• **Directions**
Give back the whole listing exactly as shown.

* START *

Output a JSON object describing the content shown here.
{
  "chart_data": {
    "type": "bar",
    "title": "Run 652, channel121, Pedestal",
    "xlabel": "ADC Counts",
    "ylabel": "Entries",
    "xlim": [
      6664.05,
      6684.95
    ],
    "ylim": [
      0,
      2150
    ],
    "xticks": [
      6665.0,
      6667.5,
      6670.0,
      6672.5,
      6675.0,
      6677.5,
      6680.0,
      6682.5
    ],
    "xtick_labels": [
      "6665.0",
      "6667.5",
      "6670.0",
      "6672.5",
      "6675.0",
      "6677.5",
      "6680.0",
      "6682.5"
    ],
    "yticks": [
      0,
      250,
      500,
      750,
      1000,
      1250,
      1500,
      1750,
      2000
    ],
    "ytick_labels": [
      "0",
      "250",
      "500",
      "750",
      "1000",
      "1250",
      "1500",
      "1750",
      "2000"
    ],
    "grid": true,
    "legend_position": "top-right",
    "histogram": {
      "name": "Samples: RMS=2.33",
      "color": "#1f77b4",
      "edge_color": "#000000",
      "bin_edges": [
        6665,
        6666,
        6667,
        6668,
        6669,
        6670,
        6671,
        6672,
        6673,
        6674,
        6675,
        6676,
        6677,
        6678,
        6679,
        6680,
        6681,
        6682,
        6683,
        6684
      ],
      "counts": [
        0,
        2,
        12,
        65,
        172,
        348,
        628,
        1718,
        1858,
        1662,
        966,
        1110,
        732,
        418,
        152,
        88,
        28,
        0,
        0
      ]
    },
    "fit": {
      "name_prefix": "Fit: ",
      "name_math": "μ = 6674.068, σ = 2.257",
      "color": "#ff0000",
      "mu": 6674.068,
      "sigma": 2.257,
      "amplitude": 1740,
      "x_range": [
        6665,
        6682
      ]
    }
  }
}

* END *

• **Exercise response**
Output a JSON object describing the content shown here.
{
  "chart_data": {
    "type": "bar",
    "title": "Run 652, channel121, Pedestal",
    "xlabel": "ADC Counts",
    "ylabel": "Entries",
    "xlim": [
      6664.05,
      6684.95
    ],
    "ylim": [
      0,
      2150
    ],
    "xticks": [
      6665.0,
      6667.5,
      6670.0,
      6672.5,
      6675.0,
      6677.5,
      6680.0,
      6682.5
    ],
    "xtick_labels": [
      "6665.0",
      "6667.5",
      "6670.0",
      "6672.5",
      "6675.0",
      "6677.5",
      "6680.0",
      "6682.5"
    ],
    "yticks": [
      0,
      250,
      500,
      750,
      1000,
      1250,
      1500,
      1750,
      2000
    ],
    "ytick_labels": [
      "0",
      "250",
      "500",
      "750",
      "1000",
      "1250",
      "1500",
      "1750",
      "2000"
    ],
    "grid": true,
    "legend_position": "top-right",
    "histogram": {
      "name": "Samples: RMS=2.33",
      "color": "#1f77b4",
      "edge_color": "#000000",
      "bin_edges": [
        6665,
        6666,
        6667,
        6668,
        6669,
        6670,
        6671,
        6672,
        6673,
        6674,
        6675,
        6676,
        6677,
        6678,
        6679,
        6680,
        6681,
        6682,
        6683,
        6684
      ],
      "counts": [
        0,
        2,
        12,
        65,
        172,
        348,
        628,
        1718,
        1858,
        1662,
        966,
        1110,
        732,
        418,
        152,
        88,
        28,
        0,
        0
      ]
    },
    "fit": {
      "name_prefix": "Fit: ",
      "name_math": "μ = 6674.068, σ = 2.257",
      "color": "#ff0000",
      "mu": 6674.068,
      "sigma": 2.257,
      "amplitude": 1740,
      "x_range": [
        6665,
        6682
      ]
    }
  }
}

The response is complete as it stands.